━━━ DATA ROWS
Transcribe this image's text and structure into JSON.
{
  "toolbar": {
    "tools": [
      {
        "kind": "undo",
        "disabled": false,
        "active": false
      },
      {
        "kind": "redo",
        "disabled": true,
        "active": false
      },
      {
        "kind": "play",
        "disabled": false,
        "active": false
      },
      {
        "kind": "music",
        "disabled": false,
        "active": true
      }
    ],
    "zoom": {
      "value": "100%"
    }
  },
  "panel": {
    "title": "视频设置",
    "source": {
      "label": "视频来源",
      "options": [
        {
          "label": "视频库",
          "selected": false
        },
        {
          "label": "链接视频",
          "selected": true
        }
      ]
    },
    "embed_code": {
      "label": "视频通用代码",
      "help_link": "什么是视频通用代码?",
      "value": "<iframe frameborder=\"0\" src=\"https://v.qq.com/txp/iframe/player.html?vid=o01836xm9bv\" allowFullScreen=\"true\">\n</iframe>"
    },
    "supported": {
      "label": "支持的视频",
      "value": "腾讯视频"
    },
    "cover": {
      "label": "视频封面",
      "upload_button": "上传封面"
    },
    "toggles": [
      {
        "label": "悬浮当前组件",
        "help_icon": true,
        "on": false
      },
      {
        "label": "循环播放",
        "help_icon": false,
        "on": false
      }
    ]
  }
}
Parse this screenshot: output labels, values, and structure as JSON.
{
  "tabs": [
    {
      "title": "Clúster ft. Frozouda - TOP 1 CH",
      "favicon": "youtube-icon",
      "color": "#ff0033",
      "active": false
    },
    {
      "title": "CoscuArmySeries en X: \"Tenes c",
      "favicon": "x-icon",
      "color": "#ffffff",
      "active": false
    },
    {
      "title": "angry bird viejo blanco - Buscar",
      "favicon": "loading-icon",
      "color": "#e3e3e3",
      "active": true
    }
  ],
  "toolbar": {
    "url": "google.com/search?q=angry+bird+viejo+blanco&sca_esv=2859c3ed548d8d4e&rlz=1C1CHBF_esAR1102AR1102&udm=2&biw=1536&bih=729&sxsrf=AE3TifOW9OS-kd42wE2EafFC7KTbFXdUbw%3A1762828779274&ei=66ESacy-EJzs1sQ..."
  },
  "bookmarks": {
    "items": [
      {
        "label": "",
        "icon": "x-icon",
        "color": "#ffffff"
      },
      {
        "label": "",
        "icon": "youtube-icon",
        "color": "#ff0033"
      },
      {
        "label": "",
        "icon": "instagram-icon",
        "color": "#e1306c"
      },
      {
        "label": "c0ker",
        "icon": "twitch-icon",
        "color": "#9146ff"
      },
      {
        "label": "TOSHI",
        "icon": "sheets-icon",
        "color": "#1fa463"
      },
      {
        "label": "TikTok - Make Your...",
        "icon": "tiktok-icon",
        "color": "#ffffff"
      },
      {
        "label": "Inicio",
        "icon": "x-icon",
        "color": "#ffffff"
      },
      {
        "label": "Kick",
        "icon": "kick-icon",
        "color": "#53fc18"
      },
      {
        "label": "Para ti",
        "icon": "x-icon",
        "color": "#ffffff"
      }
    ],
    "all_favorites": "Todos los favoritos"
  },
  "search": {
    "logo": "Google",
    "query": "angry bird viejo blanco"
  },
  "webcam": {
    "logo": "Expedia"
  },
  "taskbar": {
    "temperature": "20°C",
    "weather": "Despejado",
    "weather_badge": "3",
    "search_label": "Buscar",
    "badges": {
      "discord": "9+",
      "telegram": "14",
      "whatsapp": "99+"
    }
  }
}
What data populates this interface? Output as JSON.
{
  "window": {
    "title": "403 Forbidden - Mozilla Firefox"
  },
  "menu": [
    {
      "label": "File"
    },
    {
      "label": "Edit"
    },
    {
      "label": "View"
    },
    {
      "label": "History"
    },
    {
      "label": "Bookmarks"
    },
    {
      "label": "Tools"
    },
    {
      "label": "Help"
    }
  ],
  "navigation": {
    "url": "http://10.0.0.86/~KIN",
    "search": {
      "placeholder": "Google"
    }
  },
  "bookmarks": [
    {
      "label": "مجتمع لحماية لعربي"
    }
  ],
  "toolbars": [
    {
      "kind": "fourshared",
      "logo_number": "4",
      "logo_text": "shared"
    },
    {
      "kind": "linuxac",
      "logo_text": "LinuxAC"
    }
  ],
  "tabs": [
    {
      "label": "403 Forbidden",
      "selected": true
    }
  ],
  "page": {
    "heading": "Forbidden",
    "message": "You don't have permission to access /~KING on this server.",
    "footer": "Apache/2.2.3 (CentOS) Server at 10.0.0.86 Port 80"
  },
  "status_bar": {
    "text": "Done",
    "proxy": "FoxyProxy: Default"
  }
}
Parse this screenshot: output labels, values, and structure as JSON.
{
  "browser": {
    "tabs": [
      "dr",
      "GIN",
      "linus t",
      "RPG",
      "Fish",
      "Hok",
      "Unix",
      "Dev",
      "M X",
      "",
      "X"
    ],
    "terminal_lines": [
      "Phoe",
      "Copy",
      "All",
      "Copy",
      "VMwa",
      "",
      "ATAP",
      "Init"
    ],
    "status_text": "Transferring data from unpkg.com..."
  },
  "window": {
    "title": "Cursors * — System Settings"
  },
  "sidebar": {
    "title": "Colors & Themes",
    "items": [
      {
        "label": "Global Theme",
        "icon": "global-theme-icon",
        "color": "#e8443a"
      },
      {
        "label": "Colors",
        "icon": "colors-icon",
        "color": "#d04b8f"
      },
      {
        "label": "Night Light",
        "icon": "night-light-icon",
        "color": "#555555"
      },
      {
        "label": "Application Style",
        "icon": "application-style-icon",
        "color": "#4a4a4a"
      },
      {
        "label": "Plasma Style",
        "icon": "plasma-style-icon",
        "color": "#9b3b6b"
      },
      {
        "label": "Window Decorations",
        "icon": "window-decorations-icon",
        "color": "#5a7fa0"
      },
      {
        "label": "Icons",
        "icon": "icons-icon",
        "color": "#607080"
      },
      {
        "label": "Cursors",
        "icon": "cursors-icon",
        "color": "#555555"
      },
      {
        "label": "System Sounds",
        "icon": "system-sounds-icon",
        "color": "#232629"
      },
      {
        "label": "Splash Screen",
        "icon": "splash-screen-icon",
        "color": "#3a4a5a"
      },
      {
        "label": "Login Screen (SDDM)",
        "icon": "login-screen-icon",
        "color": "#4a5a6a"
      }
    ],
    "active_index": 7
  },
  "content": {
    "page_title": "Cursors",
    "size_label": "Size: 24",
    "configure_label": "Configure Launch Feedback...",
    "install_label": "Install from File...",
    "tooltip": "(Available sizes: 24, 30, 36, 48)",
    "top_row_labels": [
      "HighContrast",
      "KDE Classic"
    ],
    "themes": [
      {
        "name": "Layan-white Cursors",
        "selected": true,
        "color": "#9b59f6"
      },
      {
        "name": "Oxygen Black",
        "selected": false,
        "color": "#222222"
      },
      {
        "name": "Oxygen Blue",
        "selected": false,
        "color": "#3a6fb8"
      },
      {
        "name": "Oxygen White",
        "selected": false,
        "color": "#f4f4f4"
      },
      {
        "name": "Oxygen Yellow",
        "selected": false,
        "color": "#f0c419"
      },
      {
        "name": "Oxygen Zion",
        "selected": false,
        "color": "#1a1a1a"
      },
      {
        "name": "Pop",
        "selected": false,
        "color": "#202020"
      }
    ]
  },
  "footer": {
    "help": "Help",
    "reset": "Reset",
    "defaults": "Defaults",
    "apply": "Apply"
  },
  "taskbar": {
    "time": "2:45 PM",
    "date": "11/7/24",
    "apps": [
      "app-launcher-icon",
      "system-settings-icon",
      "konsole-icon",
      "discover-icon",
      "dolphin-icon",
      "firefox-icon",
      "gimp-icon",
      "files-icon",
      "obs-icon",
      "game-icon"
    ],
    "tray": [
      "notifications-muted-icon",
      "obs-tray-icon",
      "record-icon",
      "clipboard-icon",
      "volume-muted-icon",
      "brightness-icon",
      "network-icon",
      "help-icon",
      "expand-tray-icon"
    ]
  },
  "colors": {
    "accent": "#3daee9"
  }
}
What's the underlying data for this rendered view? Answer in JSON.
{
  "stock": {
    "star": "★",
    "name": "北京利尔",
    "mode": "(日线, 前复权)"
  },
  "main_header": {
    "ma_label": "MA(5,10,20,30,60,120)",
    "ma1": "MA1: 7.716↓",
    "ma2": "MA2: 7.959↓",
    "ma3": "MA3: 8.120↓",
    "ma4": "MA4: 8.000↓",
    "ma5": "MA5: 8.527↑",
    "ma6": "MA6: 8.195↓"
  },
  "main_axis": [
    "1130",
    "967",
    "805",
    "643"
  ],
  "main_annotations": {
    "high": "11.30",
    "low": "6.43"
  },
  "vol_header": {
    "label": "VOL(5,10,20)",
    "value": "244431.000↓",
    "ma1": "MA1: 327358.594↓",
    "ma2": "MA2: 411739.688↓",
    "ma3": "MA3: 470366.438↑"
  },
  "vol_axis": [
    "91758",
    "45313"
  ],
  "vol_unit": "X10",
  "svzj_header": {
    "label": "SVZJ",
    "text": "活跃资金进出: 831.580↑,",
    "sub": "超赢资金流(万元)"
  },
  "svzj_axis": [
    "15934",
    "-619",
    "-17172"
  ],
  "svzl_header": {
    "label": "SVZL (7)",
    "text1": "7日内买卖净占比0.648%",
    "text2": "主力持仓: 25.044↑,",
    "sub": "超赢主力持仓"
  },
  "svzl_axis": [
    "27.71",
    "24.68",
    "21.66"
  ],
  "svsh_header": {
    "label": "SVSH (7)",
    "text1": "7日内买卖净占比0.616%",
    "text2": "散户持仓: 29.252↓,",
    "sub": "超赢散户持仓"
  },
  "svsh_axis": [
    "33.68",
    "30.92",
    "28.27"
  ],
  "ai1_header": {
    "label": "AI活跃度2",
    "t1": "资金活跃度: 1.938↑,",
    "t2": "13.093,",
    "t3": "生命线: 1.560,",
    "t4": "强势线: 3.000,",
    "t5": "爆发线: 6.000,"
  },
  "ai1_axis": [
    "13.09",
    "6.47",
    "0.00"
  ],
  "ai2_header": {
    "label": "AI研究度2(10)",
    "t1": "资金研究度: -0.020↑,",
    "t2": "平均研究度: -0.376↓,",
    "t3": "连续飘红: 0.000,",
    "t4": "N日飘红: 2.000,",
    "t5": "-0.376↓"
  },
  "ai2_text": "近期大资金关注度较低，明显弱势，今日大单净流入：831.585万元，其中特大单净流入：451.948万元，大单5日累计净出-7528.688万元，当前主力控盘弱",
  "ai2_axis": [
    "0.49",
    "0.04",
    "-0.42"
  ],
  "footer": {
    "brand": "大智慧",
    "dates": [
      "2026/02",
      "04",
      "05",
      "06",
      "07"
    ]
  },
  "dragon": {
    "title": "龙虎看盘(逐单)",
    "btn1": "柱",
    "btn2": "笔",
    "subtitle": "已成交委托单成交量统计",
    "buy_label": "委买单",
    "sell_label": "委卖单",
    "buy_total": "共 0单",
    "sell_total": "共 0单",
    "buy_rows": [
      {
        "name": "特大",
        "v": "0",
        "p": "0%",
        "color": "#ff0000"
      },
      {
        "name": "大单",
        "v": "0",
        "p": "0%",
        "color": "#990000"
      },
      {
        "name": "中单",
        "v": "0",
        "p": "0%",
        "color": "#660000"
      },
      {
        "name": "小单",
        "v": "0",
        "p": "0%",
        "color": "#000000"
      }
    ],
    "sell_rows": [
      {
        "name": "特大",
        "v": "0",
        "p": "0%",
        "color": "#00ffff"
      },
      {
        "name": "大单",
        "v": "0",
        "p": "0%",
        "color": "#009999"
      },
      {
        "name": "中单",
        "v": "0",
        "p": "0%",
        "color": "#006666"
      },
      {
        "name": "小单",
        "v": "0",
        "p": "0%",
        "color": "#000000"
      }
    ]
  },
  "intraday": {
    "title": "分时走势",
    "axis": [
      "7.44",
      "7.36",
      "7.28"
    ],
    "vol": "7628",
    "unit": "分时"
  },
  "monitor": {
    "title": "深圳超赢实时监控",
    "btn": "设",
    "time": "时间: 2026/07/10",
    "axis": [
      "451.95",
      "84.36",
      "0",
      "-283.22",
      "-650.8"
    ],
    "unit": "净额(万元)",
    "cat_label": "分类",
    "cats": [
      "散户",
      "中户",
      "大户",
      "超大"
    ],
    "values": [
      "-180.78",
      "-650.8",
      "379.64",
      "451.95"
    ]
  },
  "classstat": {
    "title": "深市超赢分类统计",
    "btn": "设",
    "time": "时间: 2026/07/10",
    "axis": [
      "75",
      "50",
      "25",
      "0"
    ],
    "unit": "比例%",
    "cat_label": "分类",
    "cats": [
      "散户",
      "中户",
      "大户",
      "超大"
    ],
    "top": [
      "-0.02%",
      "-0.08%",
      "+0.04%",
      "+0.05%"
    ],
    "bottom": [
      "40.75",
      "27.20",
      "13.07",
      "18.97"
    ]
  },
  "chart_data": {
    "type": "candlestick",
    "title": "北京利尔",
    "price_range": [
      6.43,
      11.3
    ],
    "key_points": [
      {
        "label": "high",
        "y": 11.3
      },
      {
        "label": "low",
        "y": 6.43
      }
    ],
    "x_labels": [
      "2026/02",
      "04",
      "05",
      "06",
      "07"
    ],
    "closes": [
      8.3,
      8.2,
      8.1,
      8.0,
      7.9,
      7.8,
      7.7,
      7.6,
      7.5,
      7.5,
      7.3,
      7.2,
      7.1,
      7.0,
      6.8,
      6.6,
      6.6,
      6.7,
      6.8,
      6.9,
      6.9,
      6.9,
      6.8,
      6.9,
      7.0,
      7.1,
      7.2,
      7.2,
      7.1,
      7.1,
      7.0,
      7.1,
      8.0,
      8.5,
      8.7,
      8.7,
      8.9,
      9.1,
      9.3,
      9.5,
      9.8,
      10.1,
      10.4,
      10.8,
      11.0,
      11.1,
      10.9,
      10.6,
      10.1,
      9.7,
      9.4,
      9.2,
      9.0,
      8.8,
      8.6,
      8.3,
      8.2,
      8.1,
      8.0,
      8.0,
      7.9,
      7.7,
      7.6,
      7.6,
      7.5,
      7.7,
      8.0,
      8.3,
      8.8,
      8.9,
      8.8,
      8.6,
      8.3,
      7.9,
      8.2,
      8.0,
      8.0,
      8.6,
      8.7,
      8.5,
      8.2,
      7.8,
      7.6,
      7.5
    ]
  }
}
━━━━━━
> _THE TASK_: Look through the listing and extract every line with "from" in it.

> _THE SOLUTION_:
    "status_text": "Transferring data from unpkg.com..."
    "install_label": "Install from File...",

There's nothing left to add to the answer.